─── ENTRIES PROVIDED

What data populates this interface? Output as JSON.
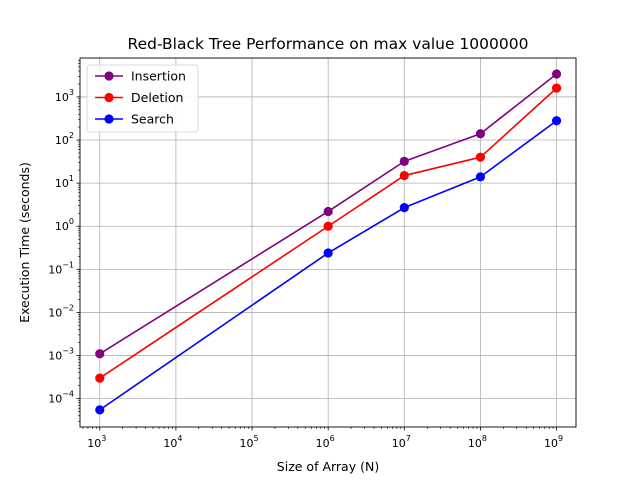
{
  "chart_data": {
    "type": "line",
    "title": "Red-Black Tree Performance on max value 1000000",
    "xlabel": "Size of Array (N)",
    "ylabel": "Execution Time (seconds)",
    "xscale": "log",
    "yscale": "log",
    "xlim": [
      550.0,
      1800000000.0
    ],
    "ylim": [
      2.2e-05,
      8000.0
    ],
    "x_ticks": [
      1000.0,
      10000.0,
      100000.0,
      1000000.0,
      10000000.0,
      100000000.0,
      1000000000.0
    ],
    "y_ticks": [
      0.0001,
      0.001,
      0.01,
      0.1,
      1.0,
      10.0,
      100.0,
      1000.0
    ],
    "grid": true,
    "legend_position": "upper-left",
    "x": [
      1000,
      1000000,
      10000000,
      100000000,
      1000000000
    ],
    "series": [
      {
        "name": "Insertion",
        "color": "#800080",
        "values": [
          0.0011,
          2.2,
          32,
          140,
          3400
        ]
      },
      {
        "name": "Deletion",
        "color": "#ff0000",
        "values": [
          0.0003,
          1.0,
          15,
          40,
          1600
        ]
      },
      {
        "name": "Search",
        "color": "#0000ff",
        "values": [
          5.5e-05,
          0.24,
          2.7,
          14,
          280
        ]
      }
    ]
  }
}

──────
─── ENTRIES PROVIDED

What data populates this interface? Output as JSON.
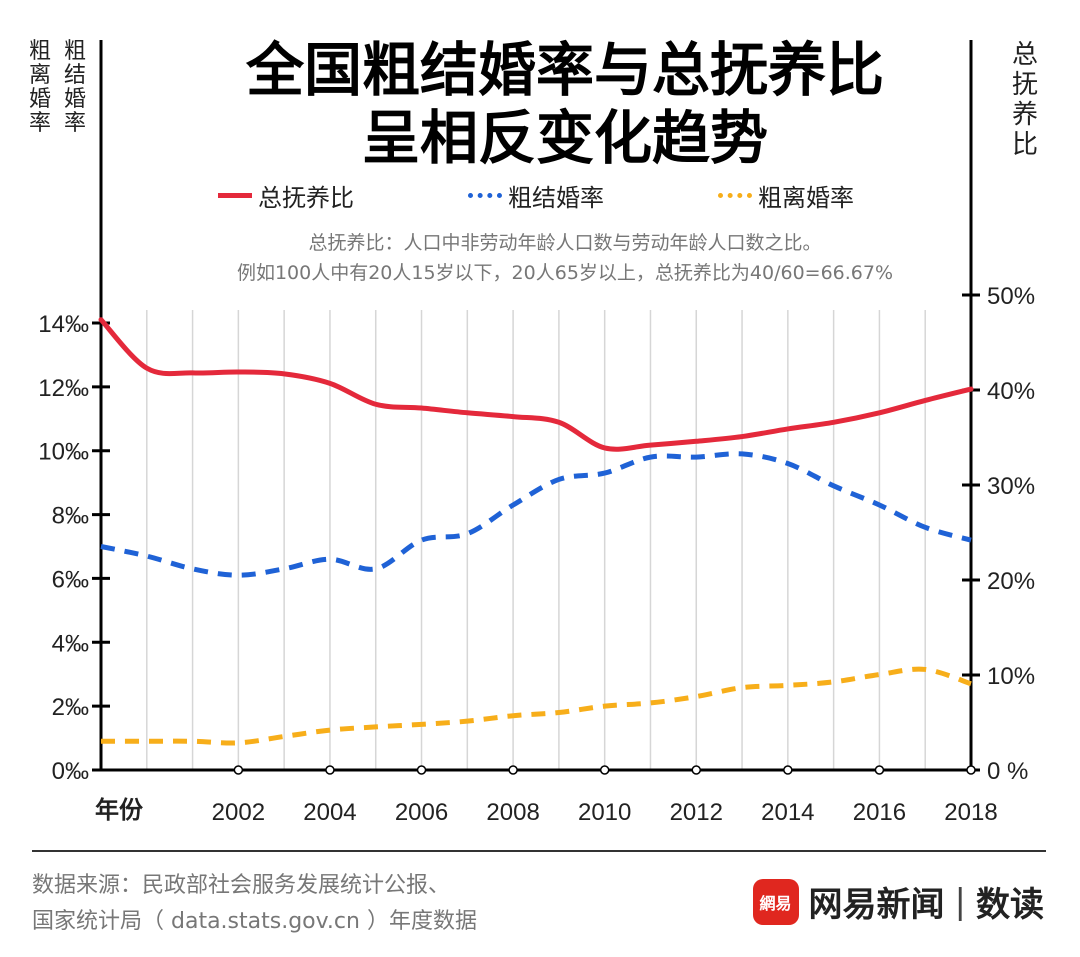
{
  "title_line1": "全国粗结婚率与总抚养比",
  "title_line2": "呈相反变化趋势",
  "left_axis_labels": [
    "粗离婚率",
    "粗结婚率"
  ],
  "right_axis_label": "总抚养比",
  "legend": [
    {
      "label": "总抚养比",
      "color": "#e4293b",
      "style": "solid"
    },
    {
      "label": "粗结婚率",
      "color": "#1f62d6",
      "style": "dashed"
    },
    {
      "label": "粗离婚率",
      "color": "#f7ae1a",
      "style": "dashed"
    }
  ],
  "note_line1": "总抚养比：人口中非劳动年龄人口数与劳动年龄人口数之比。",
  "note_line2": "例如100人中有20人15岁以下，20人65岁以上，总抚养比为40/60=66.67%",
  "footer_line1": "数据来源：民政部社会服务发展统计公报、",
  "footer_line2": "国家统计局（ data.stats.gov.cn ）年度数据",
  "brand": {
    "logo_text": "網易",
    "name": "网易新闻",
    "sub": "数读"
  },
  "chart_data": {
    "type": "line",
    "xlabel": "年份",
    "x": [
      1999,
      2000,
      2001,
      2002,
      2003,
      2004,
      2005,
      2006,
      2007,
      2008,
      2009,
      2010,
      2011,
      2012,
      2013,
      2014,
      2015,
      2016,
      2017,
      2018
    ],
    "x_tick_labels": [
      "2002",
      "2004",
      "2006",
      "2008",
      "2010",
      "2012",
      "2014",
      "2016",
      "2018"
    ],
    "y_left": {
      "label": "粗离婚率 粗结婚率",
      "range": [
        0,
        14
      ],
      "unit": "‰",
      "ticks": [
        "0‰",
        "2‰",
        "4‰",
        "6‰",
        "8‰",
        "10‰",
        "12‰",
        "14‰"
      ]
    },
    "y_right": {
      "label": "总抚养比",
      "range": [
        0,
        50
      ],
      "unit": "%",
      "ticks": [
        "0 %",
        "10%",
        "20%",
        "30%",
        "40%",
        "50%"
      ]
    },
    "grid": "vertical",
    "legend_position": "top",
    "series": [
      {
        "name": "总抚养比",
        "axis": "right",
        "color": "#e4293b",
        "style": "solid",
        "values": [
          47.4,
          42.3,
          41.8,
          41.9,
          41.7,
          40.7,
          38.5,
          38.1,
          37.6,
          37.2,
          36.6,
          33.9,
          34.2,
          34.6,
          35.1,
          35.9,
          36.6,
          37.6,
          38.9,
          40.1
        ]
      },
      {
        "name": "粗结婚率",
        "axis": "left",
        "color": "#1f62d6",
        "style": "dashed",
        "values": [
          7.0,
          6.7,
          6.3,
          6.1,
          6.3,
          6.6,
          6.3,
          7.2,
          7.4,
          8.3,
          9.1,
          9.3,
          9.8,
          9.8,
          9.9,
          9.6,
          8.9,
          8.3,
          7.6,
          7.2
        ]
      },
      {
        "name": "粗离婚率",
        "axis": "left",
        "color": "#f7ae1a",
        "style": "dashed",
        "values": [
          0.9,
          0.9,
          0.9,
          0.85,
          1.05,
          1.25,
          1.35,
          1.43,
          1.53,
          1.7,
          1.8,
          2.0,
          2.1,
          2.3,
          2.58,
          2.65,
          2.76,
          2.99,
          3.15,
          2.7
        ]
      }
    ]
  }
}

──────

TASK DIRECTIONS: Which lines of the data above contain "name"? Copy each one.

WORKED ANSWER:
        "name": "Insertion",
        "name": "Deletion",
        "name": "Search",
    "name": "网易新闻",
        "name": "总抚养比",
        "name": "粗结婚率",
        "name": "粗离婚率",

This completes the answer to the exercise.